Task objective: Your task is to repeat all of the material exactly.

Entries provided:
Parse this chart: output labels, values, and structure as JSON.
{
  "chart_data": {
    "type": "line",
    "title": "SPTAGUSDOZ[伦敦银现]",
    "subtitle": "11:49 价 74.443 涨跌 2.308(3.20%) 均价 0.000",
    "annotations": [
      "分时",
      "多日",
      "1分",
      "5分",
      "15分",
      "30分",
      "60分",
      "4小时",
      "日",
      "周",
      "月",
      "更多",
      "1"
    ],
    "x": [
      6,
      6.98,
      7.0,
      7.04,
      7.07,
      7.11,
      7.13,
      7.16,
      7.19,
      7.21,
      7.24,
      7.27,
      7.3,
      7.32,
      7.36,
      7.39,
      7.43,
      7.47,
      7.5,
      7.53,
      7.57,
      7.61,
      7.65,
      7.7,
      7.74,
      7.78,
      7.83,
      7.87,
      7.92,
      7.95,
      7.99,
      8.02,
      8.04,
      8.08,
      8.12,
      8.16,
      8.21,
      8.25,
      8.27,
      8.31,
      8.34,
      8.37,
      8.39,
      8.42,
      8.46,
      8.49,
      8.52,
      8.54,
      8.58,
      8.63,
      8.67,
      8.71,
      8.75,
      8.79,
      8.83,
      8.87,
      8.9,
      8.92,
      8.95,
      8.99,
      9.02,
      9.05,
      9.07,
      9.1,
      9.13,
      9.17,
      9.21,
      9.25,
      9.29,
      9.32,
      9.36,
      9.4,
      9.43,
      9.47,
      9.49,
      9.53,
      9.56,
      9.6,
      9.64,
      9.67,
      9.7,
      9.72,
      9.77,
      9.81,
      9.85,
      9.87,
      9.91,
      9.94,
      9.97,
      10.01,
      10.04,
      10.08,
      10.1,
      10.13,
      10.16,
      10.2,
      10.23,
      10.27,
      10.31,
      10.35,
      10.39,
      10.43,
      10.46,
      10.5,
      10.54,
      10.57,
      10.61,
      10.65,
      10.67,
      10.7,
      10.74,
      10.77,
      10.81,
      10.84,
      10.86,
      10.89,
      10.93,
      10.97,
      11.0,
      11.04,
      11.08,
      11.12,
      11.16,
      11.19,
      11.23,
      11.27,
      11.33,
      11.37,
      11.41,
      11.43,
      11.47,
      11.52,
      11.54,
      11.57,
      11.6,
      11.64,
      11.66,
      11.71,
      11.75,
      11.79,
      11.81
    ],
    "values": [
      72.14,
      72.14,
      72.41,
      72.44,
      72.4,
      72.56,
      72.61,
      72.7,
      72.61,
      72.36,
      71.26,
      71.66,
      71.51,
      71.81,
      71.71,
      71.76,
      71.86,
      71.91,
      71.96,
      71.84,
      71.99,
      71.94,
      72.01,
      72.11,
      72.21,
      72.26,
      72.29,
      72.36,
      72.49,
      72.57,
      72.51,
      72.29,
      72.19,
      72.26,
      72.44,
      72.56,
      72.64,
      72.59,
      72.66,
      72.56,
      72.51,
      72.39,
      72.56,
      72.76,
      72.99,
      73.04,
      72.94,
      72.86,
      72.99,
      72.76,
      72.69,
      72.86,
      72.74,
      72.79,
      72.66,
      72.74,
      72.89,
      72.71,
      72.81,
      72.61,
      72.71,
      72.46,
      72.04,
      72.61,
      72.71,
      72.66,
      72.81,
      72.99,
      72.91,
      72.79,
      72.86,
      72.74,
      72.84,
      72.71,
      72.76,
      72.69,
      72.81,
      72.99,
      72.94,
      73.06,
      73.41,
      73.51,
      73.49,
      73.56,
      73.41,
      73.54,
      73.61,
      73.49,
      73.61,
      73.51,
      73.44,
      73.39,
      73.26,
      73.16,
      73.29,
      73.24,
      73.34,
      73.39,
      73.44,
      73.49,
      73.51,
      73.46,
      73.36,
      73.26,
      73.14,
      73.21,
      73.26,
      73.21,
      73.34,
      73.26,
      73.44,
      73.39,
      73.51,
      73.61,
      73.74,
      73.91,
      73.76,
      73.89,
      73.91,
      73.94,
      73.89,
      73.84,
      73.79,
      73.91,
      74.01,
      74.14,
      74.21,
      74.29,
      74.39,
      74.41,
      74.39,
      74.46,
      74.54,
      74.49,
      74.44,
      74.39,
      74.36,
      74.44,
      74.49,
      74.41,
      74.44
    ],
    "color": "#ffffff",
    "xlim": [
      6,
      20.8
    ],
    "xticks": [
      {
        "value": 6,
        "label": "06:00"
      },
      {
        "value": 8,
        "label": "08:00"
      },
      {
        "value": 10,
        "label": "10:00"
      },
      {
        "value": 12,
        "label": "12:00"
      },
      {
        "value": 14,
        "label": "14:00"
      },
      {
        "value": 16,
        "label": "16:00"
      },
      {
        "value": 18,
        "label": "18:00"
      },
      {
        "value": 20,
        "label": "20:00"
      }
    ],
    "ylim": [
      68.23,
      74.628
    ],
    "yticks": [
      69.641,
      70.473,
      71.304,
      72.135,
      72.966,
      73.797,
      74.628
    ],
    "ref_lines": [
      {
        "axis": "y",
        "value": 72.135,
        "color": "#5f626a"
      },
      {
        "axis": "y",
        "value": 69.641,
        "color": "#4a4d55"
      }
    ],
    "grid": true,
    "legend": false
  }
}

Exercise result:
Parse this chart: output labels, values, and structure as JSON.
{
  "chart_data": {
    "type": "line",
    "title": "SPTAGUSDOZ[伦敦银现]",
    "subtitle": "11:49 价 74.443 涨跌 2.308(3.20%) 均价 0.000",
    "annotations": [
      "分时",
      "多日",
      "1分",
      "5分",
      "15分",
      "30分",
      "60分",
      "4小时",
      "日",
      "周",
      "月",
      "更多",
      "1"
    ],
    "x": [
      6,
      6.98,
      7.0,
      7.04,
      7.07,
      7.11,
      7.13,
      7.16,
      7.19,
      7.21,
      7.24,
      7.27,
      7.3,
      7.32,
      7.36,
      7.39,
      7.43,
      7.47,
      7.5,
      7.53,
      7.57,
      7.61,
      7.65,
      7.7,
      7.74,
      7.78,
      7.83,
      7.87,
      7.92,
      7.95,
      7.99,
      8.02,
      8.04,
      8.08,
      8.12,
      8.16,
      8.21,
      8.25,
      8.27,
      8.31,
      8.34,
      8.37,
      8.39,
      8.42,
      8.46,
      8.49,
      8.52,
      8.54,
      8.58,
      8.63,
      8.67,
      8.71,
      8.75,
      8.79,
      8.83,
      8.87,
      8.9,
      8.92,
      8.95,
      8.99,
      9.02,
      9.05,
      9.07,
      9.1,
      9.13,
      9.17,
      9.21,
      9.25,
      9.29,
      9.32,
      9.36,
      9.4,
      9.43,
      9.47,
      9.49,
      9.53,
      9.56,
      9.6,
      9.64,
      9.67,
      9.7,
      9.72,
      9.77,
      9.81,
      9.85,
      9.87,
      9.91,
      9.94,
      9.97,
      10.01,
      10.04,
      10.08,
      10.1,
      10.13,
      10.16,
      10.2,
      10.23,
      10.27,
      10.31,
      10.35,
      10.39,
      10.43,
      10.46,
      10.5,
      10.54,
      10.57,
      10.61,
      10.65,
      10.67,
      10.7,
      10.74,
      10.77,
      10.81,
      10.84,
      10.86,
      10.89,
      10.93,
      10.97,
      11.0,
      11.04,
      11.08,
      11.12,
      11.16,
      11.19,
      11.23,
      11.27,
      11.33,
      11.37,
      11.41,
      11.43,
      11.47,
      11.52,
      11.54,
      11.57,
      11.6,
      11.64,
      11.66,
      11.71,
      11.75,
      11.79,
      11.81
    ],
    "values": [
      72.14,
      72.14,
      72.41,
      72.44,
      72.4,
      72.56,
      72.61,
      72.7,
      72.61,
      72.36,
      71.26,
      71.66,
      71.51,
      71.81,
      71.71,
      71.76,
      71.86,
      71.91,
      71.96,
      71.84,
      71.99,
      71.94,
      72.01,
      72.11,
      72.21,
      72.26,
      72.29,
      72.36,
      72.49,
      72.57,
      72.51,
      72.29,
      72.19,
      72.26,
      72.44,
      72.56,
      72.64,
      72.59,
      72.66,
      72.56,
      72.51,
      72.39,
      72.56,
      72.76,
      72.99,
      73.04,
      72.94,
      72.86,
      72.99,
      72.76,
      72.69,
      72.86,
      72.74,
      72.79,
      72.66,
      72.74,
      72.89,
      72.71,
      72.81,
      72.61,
      72.71,
      72.46,
      72.04,
      72.61,
      72.71,
      72.66,
      72.81,
      72.99,
      72.91,
      72.79,
      72.86,
      72.74,
      72.84,
      72.71,
      72.76,
      72.69,
      72.81,
      72.99,
      72.94,
      73.06,
      73.41,
      73.51,
      73.49,
      73.56,
      73.41,
      73.54,
      73.61,
      73.49,
      73.61,
      73.51,
      73.44,
      73.39,
      73.26,
      73.16,
      73.29,
      73.24,
      73.34,
      73.39,
      73.44,
      73.49,
      73.51,
      73.46,
      73.36,
      73.26,
      73.14,
      73.21,
      73.26,
      73.21,
      73.34,
      73.26,
      73.44,
      73.39,
      73.51,
      73.61,
      73.74,
      73.91,
      73.76,
      73.89,
      73.91,
      73.94,
      73.89,
      73.84,
      73.79,
      73.91,
      74.01,
      74.14,
      74.21,
      74.29,
      74.39,
      74.41,
      74.39,
      74.46,
      74.54,
      74.49,
      74.44,
      74.39,
      74.36,
      74.44,
      74.49,
      74.41,
      74.44
    ],
    "color": "#ffffff",
    "xlim": [
      6,
      20.8
    ],
    "xticks": [
      {
        "value": 6,
        "label": "06:00"
      },
      {
        "value": 8,
        "label": "08:00"
      },
      {
        "value": 10,
        "label": "10:00"
      },
      {
        "value": 12,
        "label": "12:00"
      },
      {
        "value": 14,
        "label": "14:00"
      },
      {
        "value": 16,
        "label": "16:00"
      },
      {
        "value": 18,
        "label": "18:00"
      },
      {
        "value": 20,
        "label": "20:00"
      }
    ],
    "ylim": [
      68.23,
      74.628
    ],
    "yticks": [
      69.641,
      70.473,
      71.304,
      72.135,
      72.966,
      73.797,
      74.628
    ],
    "ref_lines": [
      {
        "axis": "y",
        "value": 72.135,
        "color": "#5f626a"
      },
      {
        "axis": "y",
        "value": 69.641,
        "color": "#4a4d55"
      }
    ],
    "grid": true,
    "legend": false
  }
}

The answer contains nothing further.